Extracted material —
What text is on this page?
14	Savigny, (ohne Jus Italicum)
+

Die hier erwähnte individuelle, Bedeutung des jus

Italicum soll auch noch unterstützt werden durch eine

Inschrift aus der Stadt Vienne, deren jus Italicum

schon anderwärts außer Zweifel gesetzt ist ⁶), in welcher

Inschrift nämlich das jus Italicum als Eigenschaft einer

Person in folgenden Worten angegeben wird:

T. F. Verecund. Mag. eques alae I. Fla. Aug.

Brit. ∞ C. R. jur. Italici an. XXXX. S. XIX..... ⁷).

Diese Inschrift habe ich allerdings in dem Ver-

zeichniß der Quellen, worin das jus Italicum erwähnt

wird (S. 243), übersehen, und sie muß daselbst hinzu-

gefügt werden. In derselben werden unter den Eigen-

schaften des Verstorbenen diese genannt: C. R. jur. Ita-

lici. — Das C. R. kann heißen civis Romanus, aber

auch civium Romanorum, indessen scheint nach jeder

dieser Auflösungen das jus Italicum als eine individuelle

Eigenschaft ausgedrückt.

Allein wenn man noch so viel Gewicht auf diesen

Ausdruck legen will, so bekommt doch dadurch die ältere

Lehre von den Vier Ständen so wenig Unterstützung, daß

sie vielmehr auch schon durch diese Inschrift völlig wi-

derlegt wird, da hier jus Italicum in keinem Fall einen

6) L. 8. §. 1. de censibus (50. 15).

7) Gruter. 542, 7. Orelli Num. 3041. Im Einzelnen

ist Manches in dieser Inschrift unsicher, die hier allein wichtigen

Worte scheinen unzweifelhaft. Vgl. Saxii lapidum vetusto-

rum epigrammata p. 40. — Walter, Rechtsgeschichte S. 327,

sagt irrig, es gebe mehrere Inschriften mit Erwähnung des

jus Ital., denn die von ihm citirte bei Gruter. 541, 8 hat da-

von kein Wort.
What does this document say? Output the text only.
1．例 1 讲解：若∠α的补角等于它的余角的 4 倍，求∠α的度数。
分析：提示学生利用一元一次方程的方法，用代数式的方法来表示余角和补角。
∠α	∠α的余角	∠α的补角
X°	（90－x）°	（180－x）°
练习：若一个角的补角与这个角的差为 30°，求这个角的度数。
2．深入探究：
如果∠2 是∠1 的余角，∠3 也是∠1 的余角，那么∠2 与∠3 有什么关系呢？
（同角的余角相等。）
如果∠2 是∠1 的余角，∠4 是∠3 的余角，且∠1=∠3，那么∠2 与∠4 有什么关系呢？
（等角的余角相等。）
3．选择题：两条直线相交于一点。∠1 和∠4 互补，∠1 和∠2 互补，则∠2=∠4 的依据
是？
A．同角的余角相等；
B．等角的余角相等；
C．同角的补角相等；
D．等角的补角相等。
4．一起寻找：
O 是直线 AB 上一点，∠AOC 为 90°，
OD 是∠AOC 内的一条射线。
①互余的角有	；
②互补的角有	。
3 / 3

Goal of the exercise —
Go back to the listing above and please repeat it exactly.

Result for this exercise —
What text is on this page?
14	Savigny, (ohne Jus Italicum)
+

Die hier erwähnte individuelle, Bedeutung des jus

Italicum soll auch noch unterstützt werden durch eine

Inschrift aus der Stadt Vienne, deren jus Italicum

schon anderwärts außer Zweifel gesetzt ist ⁶), in welcher

Inschrift nämlich das jus Italicum als Eigenschaft einer

Person in folgenden Worten angegeben wird:

T. F. Verecund. Mag. eques alae I. Fla. Aug.

Brit. ∞ C. R. jur. Italici an. XXXX. S. XIX..... ⁷).

Diese Inschrift habe ich allerdings in dem Ver-

zeichniß der Quellen, worin das jus Italicum erwähnt

wird (S. 243), übersehen, und sie muß daselbst hinzu-

gefügt werden. In derselben werden unter den Eigen-

schaften des Verstorbenen diese genannt: C. R. jur. Ita-

lici. — Das C. R. kann heißen civis Romanus, aber

auch civium Romanorum, indessen scheint nach jeder

dieser Auflösungen das jus Italicum als eine individuelle

Eigenschaft ausgedrückt.

Allein wenn man noch so viel Gewicht auf diesen

Ausdruck legen will, so bekommt doch dadurch die ältere

Lehre von den Vier Ständen so wenig Unterstützung, daß

sie vielmehr auch schon durch diese Inschrift völlig wi-

derlegt wird, da hier jus Italicum in keinem Fall einen

6) L. 8. §. 1. de censibus (50. 15).

7) Gruter. 542, 7. Orelli Num. 3041. Im Einzelnen

ist Manches in dieser Inschrift unsicher, die hier allein wichtigen

Worte scheinen unzweifelhaft. Vgl. Saxii lapidum vetusto-

rum epigrammata p. 40. — Walter, Rechtsgeschichte S. 327,

sagt irrig, es gebe mehrere Inschriften mit Erwähnung des

jus Ital., denn die von ihm citirte bei Gruter. 541, 8 hat da-

von kein Wort.
What does this document say? Output the text only.
1．例 1 讲解：若∠α的补角等于它的余角的 4 倍，求∠α的度数。
分析：提示学生利用一元一次方程的方法，用代数式的方法来表示余角和补角。
∠α	∠α的余角	∠α的补角
X°	（90－x）°	（180－x）°
练习：若一个角的补角与这个角的差为 30°，求这个角的度数。
2．深入探究：
如果∠2 是∠1 的余角，∠3 也是∠1 的余角，那么∠2 与∠3 有什么关系呢？
（同角的余角相等。）
如果∠2 是∠1 的余角，∠4 是∠3 的余角，且∠1=∠3，那么∠2 与∠4 有什么关系呢？
（等角的余角相等。）
3．选择题：两条直线相交于一点。∠1 和∠4 互补，∠1 和∠2 互补，则∠2=∠4 的依据
是？
A．同角的余角相等；
B．等角的余角相等；
C．同角的补角相等；
D．等角的补角相等。
4．一起寻找：
O 是直线 AB 上一点，∠AOC 为 90°，
OD 是∠AOC 内的一条射线。
①互余的角有	；
②互补的角有	。
3 / 3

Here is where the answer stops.